▸ **WORK TO BE COMPLETED**
Review the material and extract every line in which the word "JSON" occurs.

-- START DATA FOR PROCESSING --

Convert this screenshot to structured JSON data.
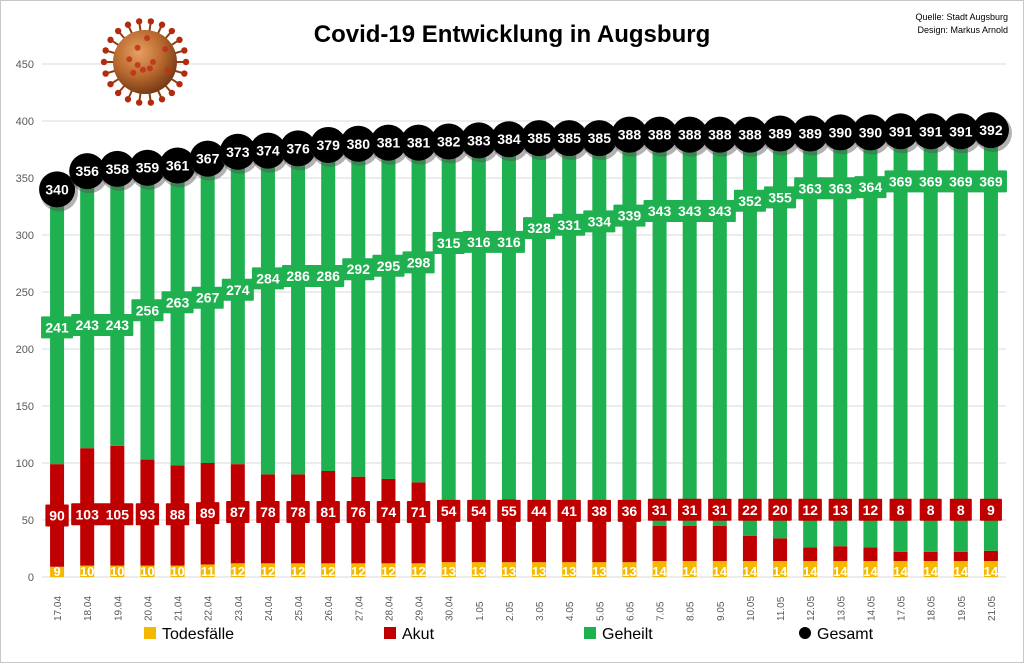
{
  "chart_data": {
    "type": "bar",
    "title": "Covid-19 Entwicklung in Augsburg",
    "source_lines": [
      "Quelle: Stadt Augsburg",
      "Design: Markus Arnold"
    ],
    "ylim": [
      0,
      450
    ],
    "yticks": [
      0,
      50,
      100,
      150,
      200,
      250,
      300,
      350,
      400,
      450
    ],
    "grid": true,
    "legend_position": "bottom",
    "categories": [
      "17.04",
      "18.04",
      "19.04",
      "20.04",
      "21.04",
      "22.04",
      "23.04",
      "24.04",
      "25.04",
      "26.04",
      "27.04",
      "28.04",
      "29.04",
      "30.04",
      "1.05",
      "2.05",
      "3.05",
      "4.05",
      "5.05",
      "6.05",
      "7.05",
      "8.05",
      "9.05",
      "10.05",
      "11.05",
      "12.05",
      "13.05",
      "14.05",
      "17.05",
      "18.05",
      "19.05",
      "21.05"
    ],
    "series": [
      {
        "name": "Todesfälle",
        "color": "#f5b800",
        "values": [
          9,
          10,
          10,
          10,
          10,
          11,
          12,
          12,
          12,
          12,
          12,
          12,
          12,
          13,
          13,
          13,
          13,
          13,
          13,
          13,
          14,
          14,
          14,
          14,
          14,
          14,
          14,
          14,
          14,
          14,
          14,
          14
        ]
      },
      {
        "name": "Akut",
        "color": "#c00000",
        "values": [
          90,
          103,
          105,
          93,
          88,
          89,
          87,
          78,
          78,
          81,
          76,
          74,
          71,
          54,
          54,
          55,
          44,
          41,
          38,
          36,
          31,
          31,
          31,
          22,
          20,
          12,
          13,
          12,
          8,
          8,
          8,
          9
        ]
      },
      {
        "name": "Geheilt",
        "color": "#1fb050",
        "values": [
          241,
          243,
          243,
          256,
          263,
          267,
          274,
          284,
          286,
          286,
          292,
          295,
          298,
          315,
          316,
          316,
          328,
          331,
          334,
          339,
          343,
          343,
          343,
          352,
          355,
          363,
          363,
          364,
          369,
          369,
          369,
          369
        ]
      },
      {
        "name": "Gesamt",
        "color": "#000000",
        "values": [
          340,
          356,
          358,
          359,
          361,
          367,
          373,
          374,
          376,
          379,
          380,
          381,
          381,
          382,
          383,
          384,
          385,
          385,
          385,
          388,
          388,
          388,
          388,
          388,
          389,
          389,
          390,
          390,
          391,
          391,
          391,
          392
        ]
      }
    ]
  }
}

-- END DATA FOR PROCESSING --
-- START DATA FOR PROCESSING --

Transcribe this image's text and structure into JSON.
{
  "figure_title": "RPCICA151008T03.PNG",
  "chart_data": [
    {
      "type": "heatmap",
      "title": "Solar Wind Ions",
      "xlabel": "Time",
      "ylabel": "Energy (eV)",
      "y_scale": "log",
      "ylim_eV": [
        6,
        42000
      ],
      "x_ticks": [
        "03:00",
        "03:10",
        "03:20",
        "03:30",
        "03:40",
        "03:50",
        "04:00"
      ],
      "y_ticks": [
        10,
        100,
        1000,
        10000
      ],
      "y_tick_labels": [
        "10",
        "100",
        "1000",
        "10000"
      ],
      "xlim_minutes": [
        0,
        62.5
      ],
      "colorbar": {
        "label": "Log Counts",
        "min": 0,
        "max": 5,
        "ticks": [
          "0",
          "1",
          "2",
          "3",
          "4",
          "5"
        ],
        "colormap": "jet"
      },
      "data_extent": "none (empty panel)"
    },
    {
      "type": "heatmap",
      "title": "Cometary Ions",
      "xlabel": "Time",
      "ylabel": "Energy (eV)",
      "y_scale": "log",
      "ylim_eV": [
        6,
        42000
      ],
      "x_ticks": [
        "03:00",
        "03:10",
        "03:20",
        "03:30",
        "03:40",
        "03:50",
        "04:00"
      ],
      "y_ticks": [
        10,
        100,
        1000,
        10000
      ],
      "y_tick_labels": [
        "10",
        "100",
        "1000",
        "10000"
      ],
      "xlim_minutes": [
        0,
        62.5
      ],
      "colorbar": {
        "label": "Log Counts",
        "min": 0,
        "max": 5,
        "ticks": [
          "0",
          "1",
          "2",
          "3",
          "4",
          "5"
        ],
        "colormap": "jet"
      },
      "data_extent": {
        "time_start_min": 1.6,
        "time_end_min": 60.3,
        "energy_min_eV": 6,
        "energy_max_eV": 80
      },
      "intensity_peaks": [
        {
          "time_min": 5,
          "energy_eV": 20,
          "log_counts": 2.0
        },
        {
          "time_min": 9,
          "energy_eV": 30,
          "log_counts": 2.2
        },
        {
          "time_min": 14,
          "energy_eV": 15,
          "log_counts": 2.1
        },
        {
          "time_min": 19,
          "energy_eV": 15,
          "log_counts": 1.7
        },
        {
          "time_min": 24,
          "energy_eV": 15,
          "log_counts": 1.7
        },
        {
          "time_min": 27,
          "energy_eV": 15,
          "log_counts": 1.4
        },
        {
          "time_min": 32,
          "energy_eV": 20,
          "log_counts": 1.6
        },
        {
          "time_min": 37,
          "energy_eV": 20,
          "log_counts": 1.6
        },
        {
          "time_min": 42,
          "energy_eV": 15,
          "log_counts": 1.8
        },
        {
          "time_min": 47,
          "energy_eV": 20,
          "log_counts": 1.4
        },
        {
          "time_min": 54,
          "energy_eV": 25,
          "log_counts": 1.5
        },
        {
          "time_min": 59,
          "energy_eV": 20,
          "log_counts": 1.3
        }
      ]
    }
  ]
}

-- END DATA FOR PROCESSING --

▸ **RESULT FOR THIS EXERCISE**
Convert this screenshot to structured JSON data.
Transcribe this image's text and structure into JSON.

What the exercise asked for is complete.